SUPPLIED DATA —

[Start]

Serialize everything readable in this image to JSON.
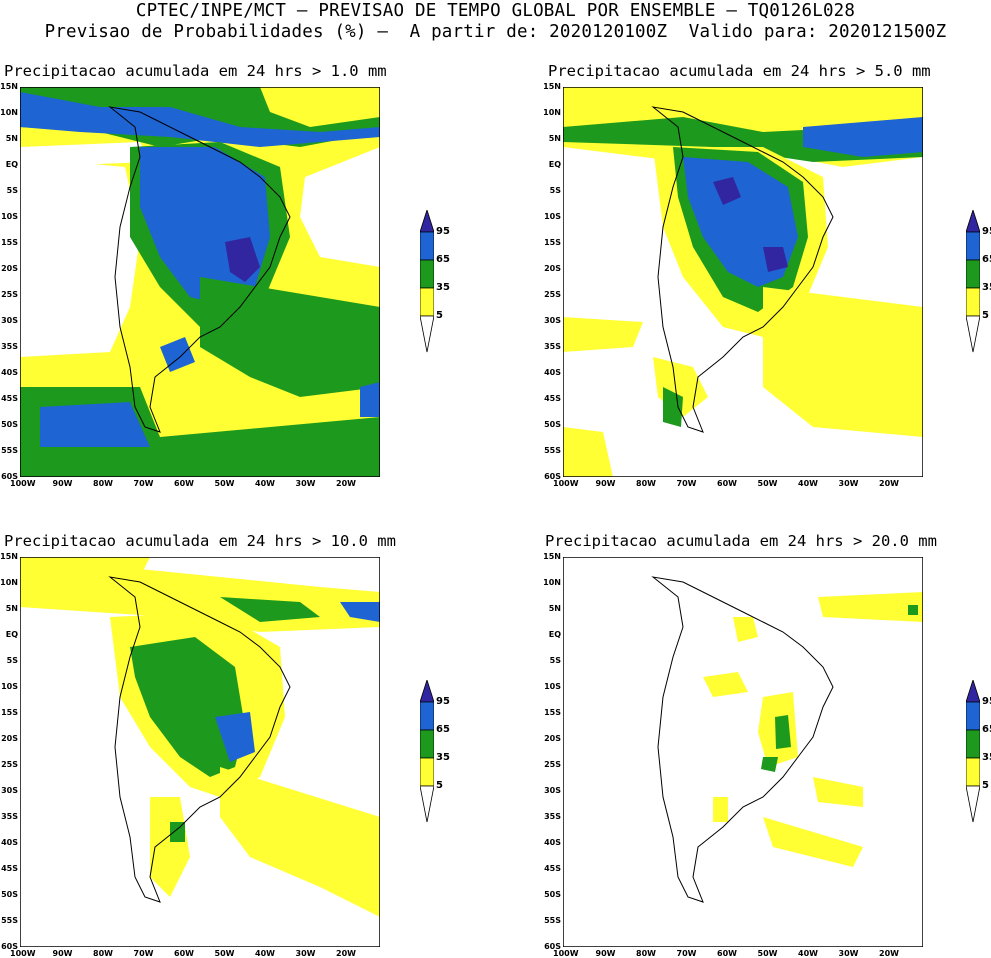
{
  "header": {
    "line1": "CPTEC/INPE/MCT – PREVISAO DE TEMPO GLOBAL POR ENSEMBLE – TQ0126L028",
    "line2": "Previsao de Probabilidades (%) –  A partir de: 2020120100Z  Valido para: 2020121500Z"
  },
  "colors": {
    "yellow": "#ffff33",
    "green": "#1d9a1d",
    "blue": "#1e64d2",
    "purple": "#3226a0",
    "white": "#ffffff"
  },
  "lat_labels": [
    "15N",
    "10N",
    "5N",
    "EQ",
    "5S",
    "10S",
    "15S",
    "20S",
    "25S",
    "30S",
    "35S",
    "40S",
    "45S",
    "50S",
    "55S",
    "60S"
  ],
  "lon_labels": [
    "100W",
    "90W",
    "80W",
    "70W",
    "60W",
    "50W",
    "40W",
    "30W",
    "20W"
  ],
  "colorbar": {
    "levels": [
      "95",
      "65",
      "35",
      "5"
    ]
  },
  "panels": [
    {
      "id": "p1",
      "title": "Precipitacao acumulada em 24 hrs > 1.0 mm"
    },
    {
      "id": "p2",
      "title": "Precipitacao acumulada em 24 hrs > 5.0 mm"
    },
    {
      "id": "p3",
      "title": "Precipitacao acumulada em 24 hrs > 10.0 mm"
    },
    {
      "id": "p4",
      "title": "Precipitacao acumulada em 24 hrs > 20.0 mm"
    }
  ]
}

[End]

Copy all lines above containing the string "acumulada".

ANSWER TO THIS PROBLEM —
      "title": "Precipitacao acumulada em 24 hrs > 1.0 mm"
      "title": "Precipitacao acumulada em 24 hrs > 5.0 mm"
      "title": "Precipitacao acumulada em 24 hrs > 10.0 mm"
      "title": "Precipitacao acumulada em 24 hrs > 20.0 mm"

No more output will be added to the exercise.